**** DATA SUPPLIED ****
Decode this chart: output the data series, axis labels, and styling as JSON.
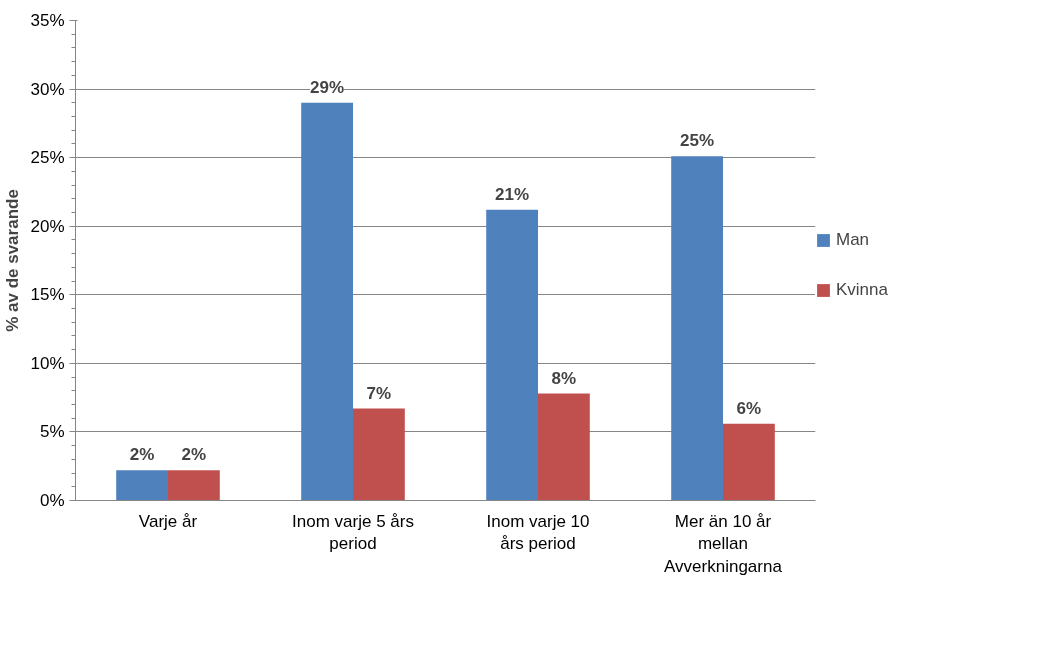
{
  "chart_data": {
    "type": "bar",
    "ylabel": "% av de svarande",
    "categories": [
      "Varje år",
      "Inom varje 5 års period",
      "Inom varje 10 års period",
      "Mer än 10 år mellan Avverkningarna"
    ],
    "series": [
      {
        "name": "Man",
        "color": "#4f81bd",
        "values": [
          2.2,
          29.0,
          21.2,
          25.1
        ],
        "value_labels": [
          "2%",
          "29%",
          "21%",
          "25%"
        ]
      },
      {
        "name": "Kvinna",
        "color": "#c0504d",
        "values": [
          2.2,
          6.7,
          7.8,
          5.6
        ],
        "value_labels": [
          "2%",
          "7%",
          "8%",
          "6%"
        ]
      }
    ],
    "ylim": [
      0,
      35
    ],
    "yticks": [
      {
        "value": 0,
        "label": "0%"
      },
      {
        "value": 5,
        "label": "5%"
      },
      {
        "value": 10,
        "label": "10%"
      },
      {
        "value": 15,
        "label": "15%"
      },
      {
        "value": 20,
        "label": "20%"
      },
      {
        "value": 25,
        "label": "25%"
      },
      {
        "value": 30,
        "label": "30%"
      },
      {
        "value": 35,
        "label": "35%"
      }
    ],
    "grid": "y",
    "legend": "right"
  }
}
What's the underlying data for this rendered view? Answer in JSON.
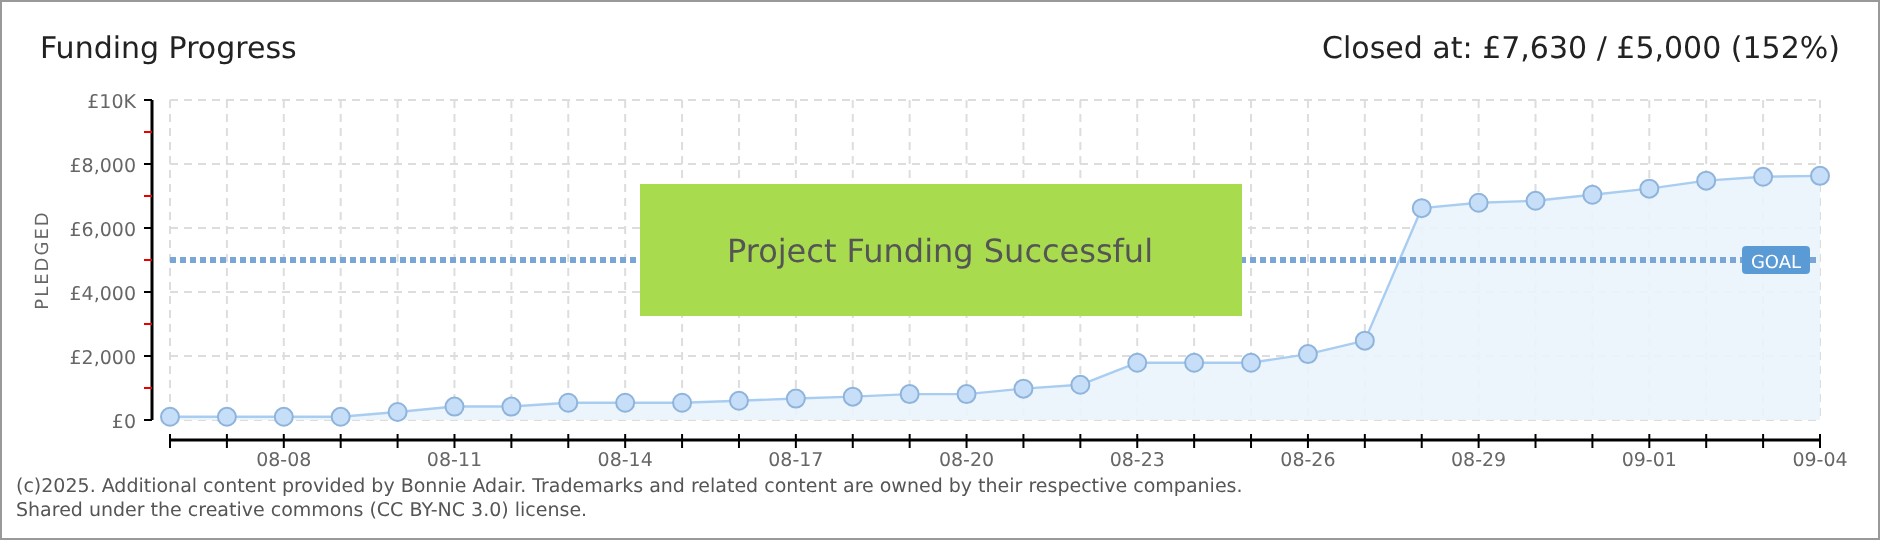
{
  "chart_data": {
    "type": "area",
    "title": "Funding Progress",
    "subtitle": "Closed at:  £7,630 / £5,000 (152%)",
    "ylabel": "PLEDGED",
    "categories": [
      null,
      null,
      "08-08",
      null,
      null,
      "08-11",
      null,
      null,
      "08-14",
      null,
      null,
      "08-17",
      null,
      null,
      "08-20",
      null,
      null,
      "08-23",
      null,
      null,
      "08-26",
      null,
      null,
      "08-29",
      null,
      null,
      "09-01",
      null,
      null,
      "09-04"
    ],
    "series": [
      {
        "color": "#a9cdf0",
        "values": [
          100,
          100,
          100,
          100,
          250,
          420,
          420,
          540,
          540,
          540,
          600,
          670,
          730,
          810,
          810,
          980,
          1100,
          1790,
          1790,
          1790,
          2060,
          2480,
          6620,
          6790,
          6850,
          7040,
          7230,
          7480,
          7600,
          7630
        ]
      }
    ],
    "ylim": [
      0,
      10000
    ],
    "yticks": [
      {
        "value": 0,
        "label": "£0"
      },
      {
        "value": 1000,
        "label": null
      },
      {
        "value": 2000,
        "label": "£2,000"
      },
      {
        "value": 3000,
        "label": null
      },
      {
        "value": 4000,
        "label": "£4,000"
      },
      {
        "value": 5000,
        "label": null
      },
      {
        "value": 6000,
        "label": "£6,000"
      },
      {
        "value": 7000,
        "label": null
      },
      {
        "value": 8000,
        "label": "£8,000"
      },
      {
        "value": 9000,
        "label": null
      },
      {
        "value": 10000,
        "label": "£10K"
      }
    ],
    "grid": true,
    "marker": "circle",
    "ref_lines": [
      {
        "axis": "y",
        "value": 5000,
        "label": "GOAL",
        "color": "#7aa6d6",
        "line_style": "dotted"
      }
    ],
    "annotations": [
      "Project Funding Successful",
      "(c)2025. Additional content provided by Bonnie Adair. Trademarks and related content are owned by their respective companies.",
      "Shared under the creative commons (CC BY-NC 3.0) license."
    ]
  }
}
****
Set the data above down again exactly as given, with no pictures.

Decode this chart: output the data series, axis labels, and styling as JSON.
{
  "chart_data": {
    "type": "bar",
    "ylabel": "% av de svarande",
    "categories": [
      "Varje år",
      "Inom varje 5 års period",
      "Inom varje 10 års period",
      "Mer än 10 år mellan Avverkningarna"
    ],
    "series": [
      {
        "name": "Man",
        "color": "#4f81bd",
        "values": [
          2.2,
          29.0,
          21.2,
          25.1
        ],
        "value_labels": [
          "2%",
          "29%",
          "21%",
          "25%"
        ]
      },
      {
        "name": "Kvinna",
        "color": "#c0504d",
        "values": [
          2.2,
          6.7,
          7.8,
          5.6
        ],
        "value_labels": [
          "2%",
          "7%",
          "8%",
          "6%"
        ]
      }
    ],
    "ylim": [
      0,
      35
    ],
    "yticks": [
      {
        "value": 0,
        "label": "0%"
      },
      {
        "value": 5,
        "label": "5%"
      },
      {
        "value": 10,
        "label": "10%"
      },
      {
        "value": 15,
        "label": "15%"
      },
      {
        "value": 20,
        "label": "20%"
      },
      {
        "value": 25,
        "label": "25%"
      },
      {
        "value": 30,
        "label": "30%"
      },
      {
        "value": 35,
        "label": "35%"
      }
    ],
    "grid": "y",
    "legend": "right"
  }
}
What's the underlying data for this rendered view? Answer in JSON.
{
  "chart_data": {
    "type": "area",
    "title": "Funding Progress",
    "subtitle": "Closed at:  £7,630 / £5,000 (152%)",
    "ylabel": "PLEDGED",
    "categories": [
      null,
      null,
      "08-08",
      null,
      null,
      "08-11",
      null,
      null,
      "08-14",
      null,
      null,
      "08-17",
      null,
      null,
      "08-20",
      null,
      null,
      "08-23",
      null,
      null,
      "08-26",
      null,
      null,
      "08-29",
      null,
      null,
      "09-01",
      null,
      null,
      "09-04"
    ],
    "series": [
      {
        "color": "#a9cdf0",
        "values": [
          100,
          100,
          100,
          100,
          250,
          420,
          420,
          540,
          540,
          540,
          600,
          670,
          730,
          810,
          810,
          980,
          1100,
          1790,
          1790,
          1790,
          2060,
          2480,
          6620,
          6790,
          6850,
          7040,
          7230,
          7480,
          7600,
          7630
        ]
      }
    ],
    "ylim": [
      0,
      10000
    ],
    "yticks": [
      {
        "value": 0,
        "label": "£0"
      },
      {
        "value": 1000,
        "label": null
      },
      {
        "value": 2000,
        "label": "£2,000"
      },
      {
        "value": 3000,
        "label": null
      },
      {
        "value": 4000,
        "label": "£4,000"
      },
      {
        "value": 5000,
        "label": null
      },
      {
        "value": 6000,
        "label": "£6,000"
      },
      {
        "value": 7000,
        "label": null
      },
      {
        "value": 8000,
        "label": "£8,000"
      },
      {
        "value": 9000,
        "label": null
      },
      {
        "value": 10000,
        "label": "£10K"
      }
    ],
    "grid": true,
    "marker": "circle",
    "ref_lines": [
      {
        "axis": "y",
        "value": 5000,
        "label": "GOAL",
        "color": "#7aa6d6",
        "line_style": "dotted"
      }
    ],
    "annotations": [
      "Project Funding Successful",
      "(c)2025. Additional content provided by Bonnie Adair. Trademarks and related content are owned by their respective companies.",
      "Shared under the creative commons (CC BY-NC 3.0) license."
    ]
  }
}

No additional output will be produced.